Copy out the listing exactly.

>> BEGIN STORED DATA

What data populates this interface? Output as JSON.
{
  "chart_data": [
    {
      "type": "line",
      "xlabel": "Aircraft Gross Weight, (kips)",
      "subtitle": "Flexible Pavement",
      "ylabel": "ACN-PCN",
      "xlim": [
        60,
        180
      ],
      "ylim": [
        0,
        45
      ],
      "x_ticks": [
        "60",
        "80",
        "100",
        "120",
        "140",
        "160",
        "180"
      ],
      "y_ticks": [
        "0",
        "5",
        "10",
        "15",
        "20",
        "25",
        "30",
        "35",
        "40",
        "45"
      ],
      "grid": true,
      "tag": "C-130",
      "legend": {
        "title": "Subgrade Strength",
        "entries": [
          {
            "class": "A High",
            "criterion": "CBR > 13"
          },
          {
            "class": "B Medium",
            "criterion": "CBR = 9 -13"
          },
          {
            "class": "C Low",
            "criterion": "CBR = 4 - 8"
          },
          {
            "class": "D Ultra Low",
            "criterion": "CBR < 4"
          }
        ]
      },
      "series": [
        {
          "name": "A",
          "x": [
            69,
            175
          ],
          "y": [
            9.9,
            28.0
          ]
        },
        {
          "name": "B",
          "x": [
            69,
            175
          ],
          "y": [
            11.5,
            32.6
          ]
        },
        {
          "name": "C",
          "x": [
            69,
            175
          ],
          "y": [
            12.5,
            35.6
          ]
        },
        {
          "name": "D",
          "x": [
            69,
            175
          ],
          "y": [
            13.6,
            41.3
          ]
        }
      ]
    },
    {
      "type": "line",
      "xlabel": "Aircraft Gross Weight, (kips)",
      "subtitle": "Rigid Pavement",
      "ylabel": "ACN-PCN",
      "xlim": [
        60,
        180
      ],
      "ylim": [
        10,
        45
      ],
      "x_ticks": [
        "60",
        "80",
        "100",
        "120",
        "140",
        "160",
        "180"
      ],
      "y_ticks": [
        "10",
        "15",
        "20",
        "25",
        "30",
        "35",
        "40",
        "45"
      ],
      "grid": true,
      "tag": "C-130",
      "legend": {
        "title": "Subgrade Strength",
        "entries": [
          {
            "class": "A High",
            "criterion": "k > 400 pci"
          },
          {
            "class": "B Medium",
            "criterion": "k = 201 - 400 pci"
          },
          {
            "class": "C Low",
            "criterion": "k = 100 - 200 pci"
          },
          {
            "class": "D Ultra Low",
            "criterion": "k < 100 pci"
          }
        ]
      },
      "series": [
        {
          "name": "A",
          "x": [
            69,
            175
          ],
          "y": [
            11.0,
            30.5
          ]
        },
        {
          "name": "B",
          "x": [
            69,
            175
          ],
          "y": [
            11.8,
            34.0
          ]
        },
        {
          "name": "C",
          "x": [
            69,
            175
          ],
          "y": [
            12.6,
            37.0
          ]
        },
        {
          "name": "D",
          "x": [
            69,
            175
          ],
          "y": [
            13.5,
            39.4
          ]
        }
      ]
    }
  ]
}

>> END STORED DATA

— SOLUTION TO THIS PROBLEM —
What data populates this interface? Output as JSON.
{
  "chart_data": [
    {
      "type": "line",
      "xlabel": "Aircraft Gross Weight, (kips)",
      "subtitle": "Flexible Pavement",
      "ylabel": "ACN-PCN",
      "xlim": [
        60,
        180
      ],
      "ylim": [
        0,
        45
      ],
      "x_ticks": [
        "60",
        "80",
        "100",
        "120",
        "140",
        "160",
        "180"
      ],
      "y_ticks": [
        "0",
        "5",
        "10",
        "15",
        "20",
        "25",
        "30",
        "35",
        "40",
        "45"
      ],
      "grid": true,
      "tag": "C-130",
      "legend": {
        "title": "Subgrade Strength",
        "entries": [
          {
            "class": "A High",
            "criterion": "CBR > 13"
          },
          {
            "class": "B Medium",
            "criterion": "CBR = 9 -13"
          },
          {
            "class": "C Low",
            "criterion": "CBR = 4 - 8"
          },
          {
            "class": "D Ultra Low",
            "criterion": "CBR < 4"
          }
        ]
      },
      "series": [
        {
          "name": "A",
          "x": [
            69,
            175
          ],
          "y": [
            9.9,
            28.0
          ]
        },
        {
          "name": "B",
          "x": [
            69,
            175
          ],
          "y": [
            11.5,
            32.6
          ]
        },
        {
          "name": "C",
          "x": [
            69,
            175
          ],
          "y": [
            12.5,
            35.6
          ]
        },
        {
          "name": "D",
          "x": [
            69,
            175
          ],
          "y": [
            13.6,
            41.3
          ]
        }
      ]
    },
    {
      "type": "line",
      "xlabel": "Aircraft Gross Weight, (kips)",
      "subtitle": "Rigid Pavement",
      "ylabel": "ACN-PCN",
      "xlim": [
        60,
        180
      ],
      "ylim": [
        10,
        45
      ],
      "x_ticks": [
        "60",
        "80",
        "100",
        "120",
        "140",
        "160",
        "180"
      ],
      "y_ticks": [
        "10",
        "15",
        "20",
        "25",
        "30",
        "35",
        "40",
        "45"
      ],
      "grid": true,
      "tag": "C-130",
      "legend": {
        "title": "Subgrade Strength",
        "entries": [
          {
            "class": "A High",
            "criterion": "k > 400 pci"
          },
          {
            "class": "B Medium",
            "criterion": "k = 201 - 400 pci"
          },
          {
            "class": "C Low",
            "criterion": "k = 100 - 200 pci"
          },
          {
            "class": "D Ultra Low",
            "criterion": "k < 100 pci"
          }
        ]
      },
      "series": [
        {
          "name": "A",
          "x": [
            69,
            175
          ],
          "y": [
            11.0,
            30.5
          ]
        },
        {
          "name": "B",
          "x": [
            69,
            175
          ],
          "y": [
            11.8,
            34.0
          ]
        },
        {
          "name": "C",
          "x": [
            69,
            175
          ],
          "y": [
            12.6,
            37.0
          ]
        },
        {
          "name": "D",
          "x": [
            69,
            175
          ],
          "y": [
            13.5,
            39.4
          ]
        }
      ]
    }
  ]
}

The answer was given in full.